## Task brief
Take each line containing the word "Compare" and copy it.

## Data shown
>> start
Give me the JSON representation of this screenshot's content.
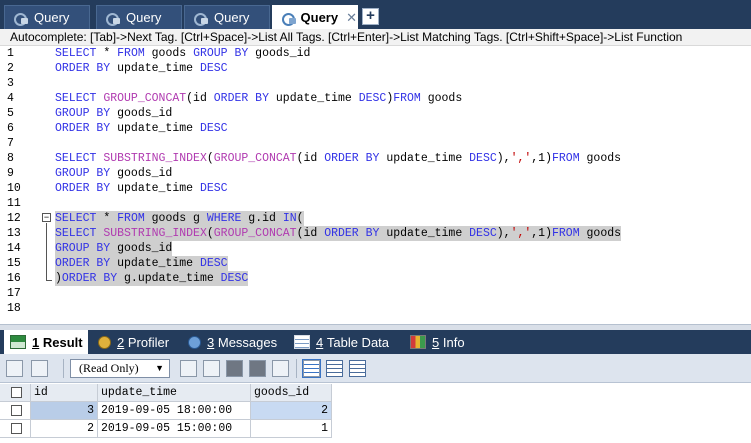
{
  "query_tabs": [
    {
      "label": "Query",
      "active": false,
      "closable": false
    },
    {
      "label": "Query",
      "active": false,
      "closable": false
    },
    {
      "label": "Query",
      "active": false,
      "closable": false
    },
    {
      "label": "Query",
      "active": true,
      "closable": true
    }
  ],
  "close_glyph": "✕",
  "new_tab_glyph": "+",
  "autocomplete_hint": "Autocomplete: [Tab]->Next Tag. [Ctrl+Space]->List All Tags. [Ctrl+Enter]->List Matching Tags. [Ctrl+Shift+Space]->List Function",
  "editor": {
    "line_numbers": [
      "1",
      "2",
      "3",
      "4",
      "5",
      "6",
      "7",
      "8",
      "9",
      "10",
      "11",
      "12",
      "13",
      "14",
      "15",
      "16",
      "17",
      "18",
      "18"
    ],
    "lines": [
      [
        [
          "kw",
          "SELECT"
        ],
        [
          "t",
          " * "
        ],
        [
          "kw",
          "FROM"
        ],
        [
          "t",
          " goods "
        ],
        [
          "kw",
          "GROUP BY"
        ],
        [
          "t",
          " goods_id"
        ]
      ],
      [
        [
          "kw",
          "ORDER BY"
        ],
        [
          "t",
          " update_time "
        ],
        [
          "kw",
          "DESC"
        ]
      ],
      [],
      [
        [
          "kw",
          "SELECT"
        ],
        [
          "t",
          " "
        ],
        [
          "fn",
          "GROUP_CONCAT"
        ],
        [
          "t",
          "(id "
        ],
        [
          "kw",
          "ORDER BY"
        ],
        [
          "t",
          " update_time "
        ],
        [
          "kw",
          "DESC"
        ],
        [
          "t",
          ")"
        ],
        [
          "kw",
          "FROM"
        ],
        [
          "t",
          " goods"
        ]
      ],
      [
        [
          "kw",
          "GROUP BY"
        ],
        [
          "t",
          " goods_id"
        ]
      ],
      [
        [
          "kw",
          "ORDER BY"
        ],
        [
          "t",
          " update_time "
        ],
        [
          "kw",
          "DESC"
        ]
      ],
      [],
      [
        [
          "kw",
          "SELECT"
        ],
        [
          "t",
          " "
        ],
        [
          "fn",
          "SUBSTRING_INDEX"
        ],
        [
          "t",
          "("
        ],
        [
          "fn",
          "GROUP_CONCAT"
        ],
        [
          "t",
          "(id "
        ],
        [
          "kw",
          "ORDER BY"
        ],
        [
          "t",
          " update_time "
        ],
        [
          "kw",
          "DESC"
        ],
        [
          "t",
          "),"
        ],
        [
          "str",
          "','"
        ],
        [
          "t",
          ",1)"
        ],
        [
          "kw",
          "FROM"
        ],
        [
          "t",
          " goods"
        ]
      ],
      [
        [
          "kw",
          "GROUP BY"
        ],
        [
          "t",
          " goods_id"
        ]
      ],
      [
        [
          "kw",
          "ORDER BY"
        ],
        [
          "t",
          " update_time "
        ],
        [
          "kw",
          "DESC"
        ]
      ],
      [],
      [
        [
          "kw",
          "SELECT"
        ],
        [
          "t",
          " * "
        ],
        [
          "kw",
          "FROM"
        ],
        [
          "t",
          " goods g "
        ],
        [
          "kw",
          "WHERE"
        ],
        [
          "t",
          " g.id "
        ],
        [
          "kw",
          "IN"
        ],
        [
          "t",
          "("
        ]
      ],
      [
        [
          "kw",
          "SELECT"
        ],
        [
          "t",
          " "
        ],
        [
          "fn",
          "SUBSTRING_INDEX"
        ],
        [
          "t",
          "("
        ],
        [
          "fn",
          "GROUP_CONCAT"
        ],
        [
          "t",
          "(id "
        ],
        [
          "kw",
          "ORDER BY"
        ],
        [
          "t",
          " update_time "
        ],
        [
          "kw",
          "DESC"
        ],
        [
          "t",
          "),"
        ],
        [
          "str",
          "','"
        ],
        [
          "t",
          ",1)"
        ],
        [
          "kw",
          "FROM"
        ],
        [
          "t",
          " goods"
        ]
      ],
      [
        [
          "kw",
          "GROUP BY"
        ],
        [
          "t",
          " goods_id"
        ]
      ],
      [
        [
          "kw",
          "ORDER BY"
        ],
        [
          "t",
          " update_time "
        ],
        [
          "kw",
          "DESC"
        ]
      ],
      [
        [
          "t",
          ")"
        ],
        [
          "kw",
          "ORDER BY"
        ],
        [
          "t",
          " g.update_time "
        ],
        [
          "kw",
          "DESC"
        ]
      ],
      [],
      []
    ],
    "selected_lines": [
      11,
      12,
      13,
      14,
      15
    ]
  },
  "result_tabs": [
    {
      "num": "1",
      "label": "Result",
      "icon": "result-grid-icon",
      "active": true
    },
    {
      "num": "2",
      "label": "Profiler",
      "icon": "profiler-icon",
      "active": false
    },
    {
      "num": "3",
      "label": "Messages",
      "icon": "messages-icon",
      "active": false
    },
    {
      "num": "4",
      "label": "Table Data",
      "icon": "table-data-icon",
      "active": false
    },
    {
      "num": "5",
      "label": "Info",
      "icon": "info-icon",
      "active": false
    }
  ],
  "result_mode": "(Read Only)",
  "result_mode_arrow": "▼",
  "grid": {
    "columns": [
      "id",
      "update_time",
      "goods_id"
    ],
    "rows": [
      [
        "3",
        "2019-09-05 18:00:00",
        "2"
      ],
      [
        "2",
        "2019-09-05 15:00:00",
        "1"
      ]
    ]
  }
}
>> end
>> start
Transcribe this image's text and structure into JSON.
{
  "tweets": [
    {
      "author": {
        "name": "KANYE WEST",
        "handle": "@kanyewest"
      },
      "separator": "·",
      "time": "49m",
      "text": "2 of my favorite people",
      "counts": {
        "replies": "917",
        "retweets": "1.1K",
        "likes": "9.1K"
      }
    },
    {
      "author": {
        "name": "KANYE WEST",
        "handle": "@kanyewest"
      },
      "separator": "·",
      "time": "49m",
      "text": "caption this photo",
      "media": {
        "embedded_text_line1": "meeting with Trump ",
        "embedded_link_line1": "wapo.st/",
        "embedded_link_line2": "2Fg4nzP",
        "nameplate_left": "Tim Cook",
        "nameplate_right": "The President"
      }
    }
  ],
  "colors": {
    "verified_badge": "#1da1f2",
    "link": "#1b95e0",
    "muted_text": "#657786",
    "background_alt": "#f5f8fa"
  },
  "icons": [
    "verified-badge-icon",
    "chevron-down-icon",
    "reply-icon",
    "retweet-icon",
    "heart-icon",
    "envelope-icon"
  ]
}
>> end
>> start
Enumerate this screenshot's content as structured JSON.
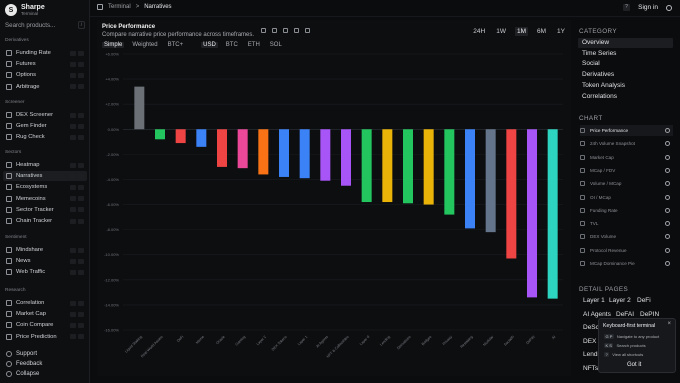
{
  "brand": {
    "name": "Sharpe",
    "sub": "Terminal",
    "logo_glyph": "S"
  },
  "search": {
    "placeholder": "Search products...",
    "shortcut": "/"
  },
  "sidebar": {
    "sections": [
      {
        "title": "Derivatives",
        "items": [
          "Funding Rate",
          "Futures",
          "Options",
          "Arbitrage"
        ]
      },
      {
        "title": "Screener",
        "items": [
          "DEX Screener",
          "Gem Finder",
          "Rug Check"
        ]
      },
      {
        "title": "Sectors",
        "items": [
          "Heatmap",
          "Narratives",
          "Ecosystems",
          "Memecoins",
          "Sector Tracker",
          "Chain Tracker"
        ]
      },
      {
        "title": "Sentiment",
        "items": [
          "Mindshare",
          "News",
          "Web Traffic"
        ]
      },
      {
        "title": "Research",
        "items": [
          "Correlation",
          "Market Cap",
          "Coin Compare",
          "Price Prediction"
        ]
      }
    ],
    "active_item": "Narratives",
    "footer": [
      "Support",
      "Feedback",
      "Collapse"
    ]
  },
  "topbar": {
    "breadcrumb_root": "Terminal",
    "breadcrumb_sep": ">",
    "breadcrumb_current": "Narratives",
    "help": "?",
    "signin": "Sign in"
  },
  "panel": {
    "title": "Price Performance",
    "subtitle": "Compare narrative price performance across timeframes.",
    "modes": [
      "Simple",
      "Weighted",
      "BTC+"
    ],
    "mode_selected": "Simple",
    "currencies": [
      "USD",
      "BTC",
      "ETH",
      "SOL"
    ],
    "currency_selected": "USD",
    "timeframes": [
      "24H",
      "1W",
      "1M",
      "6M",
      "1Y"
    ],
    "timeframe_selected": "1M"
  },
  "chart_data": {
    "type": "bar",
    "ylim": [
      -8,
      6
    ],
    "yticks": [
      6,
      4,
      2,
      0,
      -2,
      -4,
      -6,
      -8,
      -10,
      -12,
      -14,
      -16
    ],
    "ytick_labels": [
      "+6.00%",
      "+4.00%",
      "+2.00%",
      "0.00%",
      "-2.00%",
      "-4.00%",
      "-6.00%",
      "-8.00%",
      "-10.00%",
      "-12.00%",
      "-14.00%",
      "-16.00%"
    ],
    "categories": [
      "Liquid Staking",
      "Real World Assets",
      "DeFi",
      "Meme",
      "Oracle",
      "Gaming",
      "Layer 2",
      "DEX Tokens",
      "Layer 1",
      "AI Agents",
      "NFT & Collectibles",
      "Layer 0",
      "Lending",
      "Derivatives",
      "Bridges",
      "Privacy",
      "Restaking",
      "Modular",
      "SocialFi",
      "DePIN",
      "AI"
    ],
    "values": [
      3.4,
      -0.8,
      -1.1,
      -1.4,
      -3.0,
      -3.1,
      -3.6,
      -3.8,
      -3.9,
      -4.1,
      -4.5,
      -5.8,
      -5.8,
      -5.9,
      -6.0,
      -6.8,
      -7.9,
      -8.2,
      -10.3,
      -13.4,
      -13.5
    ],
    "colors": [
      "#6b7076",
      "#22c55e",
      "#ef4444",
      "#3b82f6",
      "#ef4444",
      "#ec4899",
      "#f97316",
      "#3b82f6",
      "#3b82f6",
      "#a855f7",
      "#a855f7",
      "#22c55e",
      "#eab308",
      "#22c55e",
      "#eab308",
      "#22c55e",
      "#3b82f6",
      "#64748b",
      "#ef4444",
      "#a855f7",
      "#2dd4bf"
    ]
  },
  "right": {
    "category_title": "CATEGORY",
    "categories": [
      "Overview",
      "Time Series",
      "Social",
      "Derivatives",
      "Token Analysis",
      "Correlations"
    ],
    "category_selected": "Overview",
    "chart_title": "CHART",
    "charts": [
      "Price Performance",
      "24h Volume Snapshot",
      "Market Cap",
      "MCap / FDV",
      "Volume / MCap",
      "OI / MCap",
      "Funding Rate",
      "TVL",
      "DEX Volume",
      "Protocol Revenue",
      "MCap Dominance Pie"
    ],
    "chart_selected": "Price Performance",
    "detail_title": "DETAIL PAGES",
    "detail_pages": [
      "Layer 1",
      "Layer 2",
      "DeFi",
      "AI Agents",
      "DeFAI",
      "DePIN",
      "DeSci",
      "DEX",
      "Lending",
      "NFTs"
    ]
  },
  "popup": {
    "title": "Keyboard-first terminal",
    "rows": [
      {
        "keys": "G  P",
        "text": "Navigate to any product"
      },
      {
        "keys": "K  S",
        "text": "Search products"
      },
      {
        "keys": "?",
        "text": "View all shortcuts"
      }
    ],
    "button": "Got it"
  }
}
>> end
## Completed exercise
          "Coin Compare",
    "subtitle": "Compare narrative price performance across timeframes.",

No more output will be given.